Give every line from the entries that contains "Monthly".

* * * * *

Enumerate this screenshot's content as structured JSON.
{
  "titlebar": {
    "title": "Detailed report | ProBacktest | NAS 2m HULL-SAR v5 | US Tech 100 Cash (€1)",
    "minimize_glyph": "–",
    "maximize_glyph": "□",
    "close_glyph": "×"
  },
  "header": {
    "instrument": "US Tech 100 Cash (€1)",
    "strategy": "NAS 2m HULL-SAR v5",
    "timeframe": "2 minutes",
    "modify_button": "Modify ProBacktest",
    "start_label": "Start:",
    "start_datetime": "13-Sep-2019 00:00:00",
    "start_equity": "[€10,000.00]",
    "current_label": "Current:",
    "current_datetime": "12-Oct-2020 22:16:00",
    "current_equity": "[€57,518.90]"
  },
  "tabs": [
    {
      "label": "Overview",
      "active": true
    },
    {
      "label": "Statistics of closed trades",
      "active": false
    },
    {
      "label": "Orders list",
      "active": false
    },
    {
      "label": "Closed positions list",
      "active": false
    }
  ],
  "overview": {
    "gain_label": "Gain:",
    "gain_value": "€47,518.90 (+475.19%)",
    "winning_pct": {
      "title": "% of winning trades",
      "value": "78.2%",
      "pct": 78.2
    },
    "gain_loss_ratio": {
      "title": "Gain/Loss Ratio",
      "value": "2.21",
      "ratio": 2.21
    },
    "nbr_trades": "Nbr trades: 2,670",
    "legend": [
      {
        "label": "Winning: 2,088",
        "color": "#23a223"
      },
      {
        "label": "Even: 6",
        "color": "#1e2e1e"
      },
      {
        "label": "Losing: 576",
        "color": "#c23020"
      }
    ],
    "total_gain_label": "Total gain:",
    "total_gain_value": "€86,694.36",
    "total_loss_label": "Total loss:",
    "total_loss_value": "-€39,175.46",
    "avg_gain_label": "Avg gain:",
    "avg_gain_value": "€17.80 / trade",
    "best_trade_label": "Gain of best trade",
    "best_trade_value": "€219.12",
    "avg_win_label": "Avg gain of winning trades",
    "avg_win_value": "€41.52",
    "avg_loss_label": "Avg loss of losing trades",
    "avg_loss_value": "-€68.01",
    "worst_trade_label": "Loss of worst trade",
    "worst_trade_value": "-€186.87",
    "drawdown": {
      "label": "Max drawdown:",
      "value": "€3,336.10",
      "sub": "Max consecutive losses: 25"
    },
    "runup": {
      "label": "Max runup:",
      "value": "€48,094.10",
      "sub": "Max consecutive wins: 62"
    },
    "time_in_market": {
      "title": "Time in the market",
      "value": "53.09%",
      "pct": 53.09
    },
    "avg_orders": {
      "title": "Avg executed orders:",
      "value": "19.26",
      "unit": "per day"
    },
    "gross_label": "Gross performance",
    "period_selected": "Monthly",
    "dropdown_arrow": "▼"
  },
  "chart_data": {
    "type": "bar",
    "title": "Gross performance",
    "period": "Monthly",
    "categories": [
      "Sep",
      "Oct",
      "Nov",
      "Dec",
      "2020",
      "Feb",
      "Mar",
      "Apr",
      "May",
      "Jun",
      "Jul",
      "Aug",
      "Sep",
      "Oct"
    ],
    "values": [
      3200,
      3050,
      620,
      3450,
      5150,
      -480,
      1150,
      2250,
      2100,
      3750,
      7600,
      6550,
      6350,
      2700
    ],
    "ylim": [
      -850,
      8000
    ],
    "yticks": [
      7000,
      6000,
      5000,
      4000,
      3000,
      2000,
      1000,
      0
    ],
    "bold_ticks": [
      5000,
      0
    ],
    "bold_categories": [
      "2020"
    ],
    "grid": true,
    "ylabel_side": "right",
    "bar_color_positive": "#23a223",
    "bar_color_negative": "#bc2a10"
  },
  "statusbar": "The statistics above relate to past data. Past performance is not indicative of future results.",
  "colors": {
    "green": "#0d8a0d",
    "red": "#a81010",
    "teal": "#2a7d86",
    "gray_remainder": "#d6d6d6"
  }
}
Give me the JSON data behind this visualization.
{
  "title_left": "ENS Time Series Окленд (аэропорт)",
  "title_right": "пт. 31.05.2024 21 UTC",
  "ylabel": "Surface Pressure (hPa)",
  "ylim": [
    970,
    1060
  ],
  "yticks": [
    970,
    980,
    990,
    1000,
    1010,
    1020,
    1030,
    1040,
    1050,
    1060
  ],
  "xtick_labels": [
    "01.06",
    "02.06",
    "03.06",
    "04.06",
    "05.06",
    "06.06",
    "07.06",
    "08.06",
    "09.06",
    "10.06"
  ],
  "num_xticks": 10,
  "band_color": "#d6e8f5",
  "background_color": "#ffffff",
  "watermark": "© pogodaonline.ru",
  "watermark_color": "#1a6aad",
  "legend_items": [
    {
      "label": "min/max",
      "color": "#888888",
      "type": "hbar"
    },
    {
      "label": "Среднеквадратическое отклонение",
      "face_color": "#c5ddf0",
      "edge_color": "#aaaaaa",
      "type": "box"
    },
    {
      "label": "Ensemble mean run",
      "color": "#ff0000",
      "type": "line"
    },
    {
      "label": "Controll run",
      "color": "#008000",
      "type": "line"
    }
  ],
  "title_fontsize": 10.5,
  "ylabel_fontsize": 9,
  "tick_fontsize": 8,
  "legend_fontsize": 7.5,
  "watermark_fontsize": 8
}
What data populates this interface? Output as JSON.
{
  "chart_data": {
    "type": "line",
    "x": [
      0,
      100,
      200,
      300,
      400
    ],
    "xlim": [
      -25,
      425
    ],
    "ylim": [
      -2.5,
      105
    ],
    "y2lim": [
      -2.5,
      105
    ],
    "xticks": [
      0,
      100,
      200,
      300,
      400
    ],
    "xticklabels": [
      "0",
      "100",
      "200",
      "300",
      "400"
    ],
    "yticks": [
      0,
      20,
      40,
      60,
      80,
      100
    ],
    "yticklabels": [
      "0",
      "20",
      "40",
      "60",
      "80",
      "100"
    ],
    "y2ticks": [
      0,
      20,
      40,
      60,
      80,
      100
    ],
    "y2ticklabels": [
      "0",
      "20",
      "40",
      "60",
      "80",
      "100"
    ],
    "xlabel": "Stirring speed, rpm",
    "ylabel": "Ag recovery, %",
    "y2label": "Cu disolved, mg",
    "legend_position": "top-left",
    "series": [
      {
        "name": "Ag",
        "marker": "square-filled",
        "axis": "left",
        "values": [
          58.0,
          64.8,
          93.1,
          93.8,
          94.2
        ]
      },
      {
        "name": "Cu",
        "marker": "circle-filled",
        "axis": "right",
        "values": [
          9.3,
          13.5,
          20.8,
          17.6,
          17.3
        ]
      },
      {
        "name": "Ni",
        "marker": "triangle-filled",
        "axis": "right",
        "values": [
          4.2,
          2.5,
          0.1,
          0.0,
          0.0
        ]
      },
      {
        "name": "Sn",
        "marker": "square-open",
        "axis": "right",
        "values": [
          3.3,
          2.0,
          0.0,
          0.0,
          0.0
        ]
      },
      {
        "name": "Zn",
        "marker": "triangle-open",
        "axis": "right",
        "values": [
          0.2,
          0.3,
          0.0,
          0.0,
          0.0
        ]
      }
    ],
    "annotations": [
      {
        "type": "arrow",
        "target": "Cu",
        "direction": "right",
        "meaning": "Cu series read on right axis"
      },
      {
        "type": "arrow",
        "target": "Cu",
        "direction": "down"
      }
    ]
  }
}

* * * * *

• **THE RESULT**
    "period_selected": "Monthly",
    "period": "Monthly",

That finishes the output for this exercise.